**Directions for this task**
Transcribe each entry below exactly. Pictures do not go in the copy.

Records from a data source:
____________

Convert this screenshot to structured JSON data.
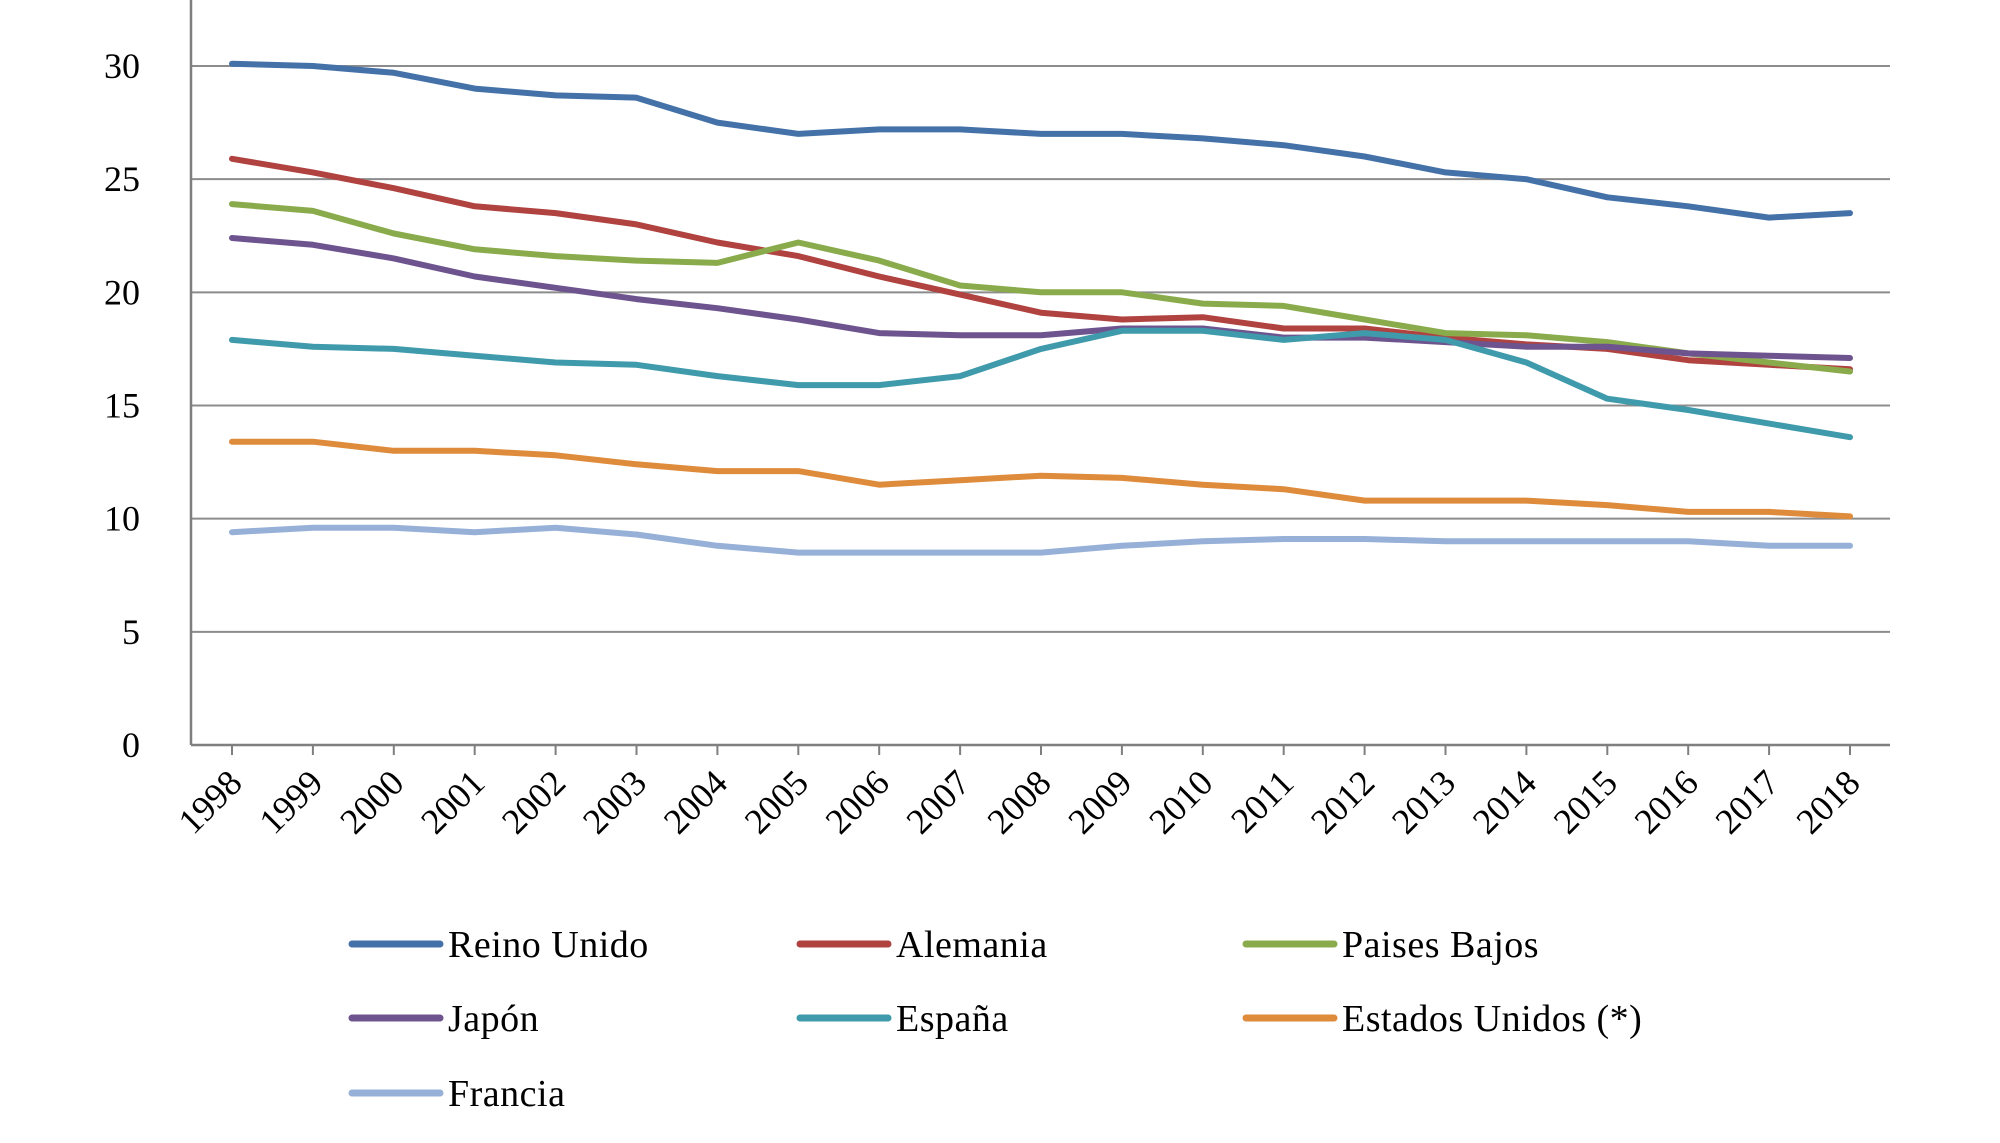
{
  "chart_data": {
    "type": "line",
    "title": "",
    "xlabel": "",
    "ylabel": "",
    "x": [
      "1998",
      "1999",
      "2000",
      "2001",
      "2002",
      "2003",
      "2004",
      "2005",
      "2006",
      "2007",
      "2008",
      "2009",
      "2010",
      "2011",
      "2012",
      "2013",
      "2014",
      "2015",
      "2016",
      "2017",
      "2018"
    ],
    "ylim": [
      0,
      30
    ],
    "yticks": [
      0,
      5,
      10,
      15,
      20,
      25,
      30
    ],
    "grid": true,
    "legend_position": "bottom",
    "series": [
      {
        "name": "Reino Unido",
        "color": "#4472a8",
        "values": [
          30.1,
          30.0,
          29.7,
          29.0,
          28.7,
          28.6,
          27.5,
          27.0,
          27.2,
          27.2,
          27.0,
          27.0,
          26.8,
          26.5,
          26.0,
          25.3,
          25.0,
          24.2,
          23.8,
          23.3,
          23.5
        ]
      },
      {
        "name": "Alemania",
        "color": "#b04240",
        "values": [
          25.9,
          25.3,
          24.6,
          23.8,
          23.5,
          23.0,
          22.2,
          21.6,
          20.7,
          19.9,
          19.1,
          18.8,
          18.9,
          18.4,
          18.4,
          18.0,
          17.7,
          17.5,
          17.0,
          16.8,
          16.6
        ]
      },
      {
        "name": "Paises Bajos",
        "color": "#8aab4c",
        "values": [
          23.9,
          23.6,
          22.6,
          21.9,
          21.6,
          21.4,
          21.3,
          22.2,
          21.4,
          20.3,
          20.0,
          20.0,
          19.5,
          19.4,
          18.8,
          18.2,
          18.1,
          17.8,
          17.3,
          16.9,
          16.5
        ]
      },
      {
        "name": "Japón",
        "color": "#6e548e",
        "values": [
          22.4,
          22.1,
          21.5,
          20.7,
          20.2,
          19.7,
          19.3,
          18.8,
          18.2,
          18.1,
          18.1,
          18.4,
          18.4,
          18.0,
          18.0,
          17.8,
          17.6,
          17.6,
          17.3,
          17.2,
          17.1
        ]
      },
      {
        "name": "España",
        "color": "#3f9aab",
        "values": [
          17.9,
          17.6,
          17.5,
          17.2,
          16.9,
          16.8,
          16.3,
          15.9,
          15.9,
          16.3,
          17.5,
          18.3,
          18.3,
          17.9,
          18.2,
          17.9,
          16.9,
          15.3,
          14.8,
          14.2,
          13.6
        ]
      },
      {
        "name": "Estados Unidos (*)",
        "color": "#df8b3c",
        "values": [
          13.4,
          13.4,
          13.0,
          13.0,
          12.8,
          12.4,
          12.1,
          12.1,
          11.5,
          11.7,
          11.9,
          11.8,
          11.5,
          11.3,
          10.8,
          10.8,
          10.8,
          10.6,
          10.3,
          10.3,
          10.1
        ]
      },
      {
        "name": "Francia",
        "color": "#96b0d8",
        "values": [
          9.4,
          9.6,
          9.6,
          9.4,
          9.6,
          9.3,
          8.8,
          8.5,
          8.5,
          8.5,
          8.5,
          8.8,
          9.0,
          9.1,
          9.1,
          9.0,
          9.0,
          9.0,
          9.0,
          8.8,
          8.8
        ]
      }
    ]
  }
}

____________

**Written reply**
Convert this screenshot to structured JSON data.
{
  "chart_data": {
    "type": "line",
    "title": "",
    "xlabel": "",
    "ylabel": "",
    "x": [
      "1998",
      "1999",
      "2000",
      "2001",
      "2002",
      "2003",
      "2004",
      "2005",
      "2006",
      "2007",
      "2008",
      "2009",
      "2010",
      "2011",
      "2012",
      "2013",
      "2014",
      "2015",
      "2016",
      "2017",
      "2018"
    ],
    "ylim": [
      0,
      30
    ],
    "yticks": [
      0,
      5,
      10,
      15,
      20,
      25,
      30
    ],
    "grid": true,
    "legend_position": "bottom",
    "series": [
      {
        "name": "Reino Unido",
        "color": "#4472a8",
        "values": [
          30.1,
          30.0,
          29.7,
          29.0,
          28.7,
          28.6,
          27.5,
          27.0,
          27.2,
          27.2,
          27.0,
          27.0,
          26.8,
          26.5,
          26.0,
          25.3,
          25.0,
          24.2,
          23.8,
          23.3,
          23.5
        ]
      },
      {
        "name": "Alemania",
        "color": "#b04240",
        "values": [
          25.9,
          25.3,
          24.6,
          23.8,
          23.5,
          23.0,
          22.2,
          21.6,
          20.7,
          19.9,
          19.1,
          18.8,
          18.9,
          18.4,
          18.4,
          18.0,
          17.7,
          17.5,
          17.0,
          16.8,
          16.6
        ]
      },
      {
        "name": "Paises Bajos",
        "color": "#8aab4c",
        "values": [
          23.9,
          23.6,
          22.6,
          21.9,
          21.6,
          21.4,
          21.3,
          22.2,
          21.4,
          20.3,
          20.0,
          20.0,
          19.5,
          19.4,
          18.8,
          18.2,
          18.1,
          17.8,
          17.3,
          16.9,
          16.5
        ]
      },
      {
        "name": "Japón",
        "color": "#6e548e",
        "values": [
          22.4,
          22.1,
          21.5,
          20.7,
          20.2,
          19.7,
          19.3,
          18.8,
          18.2,
          18.1,
          18.1,
          18.4,
          18.4,
          18.0,
          18.0,
          17.8,
          17.6,
          17.6,
          17.3,
          17.2,
          17.1
        ]
      },
      {
        "name": "España",
        "color": "#3f9aab",
        "values": [
          17.9,
          17.6,
          17.5,
          17.2,
          16.9,
          16.8,
          16.3,
          15.9,
          15.9,
          16.3,
          17.5,
          18.3,
          18.3,
          17.9,
          18.2,
          17.9,
          16.9,
          15.3,
          14.8,
          14.2,
          13.6
        ]
      },
      {
        "name": "Estados Unidos (*)",
        "color": "#df8b3c",
        "values": [
          13.4,
          13.4,
          13.0,
          13.0,
          12.8,
          12.4,
          12.1,
          12.1,
          11.5,
          11.7,
          11.9,
          11.8,
          11.5,
          11.3,
          10.8,
          10.8,
          10.8,
          10.6,
          10.3,
          10.3,
          10.1
        ]
      },
      {
        "name": "Francia",
        "color": "#96b0d8",
        "values": [
          9.4,
          9.6,
          9.6,
          9.4,
          9.6,
          9.3,
          8.8,
          8.5,
          8.5,
          8.5,
          8.5,
          8.8,
          9.0,
          9.1,
          9.1,
          9.0,
          9.0,
          9.0,
          9.0,
          8.8,
          8.8
        ]
      }
    ]
  }
}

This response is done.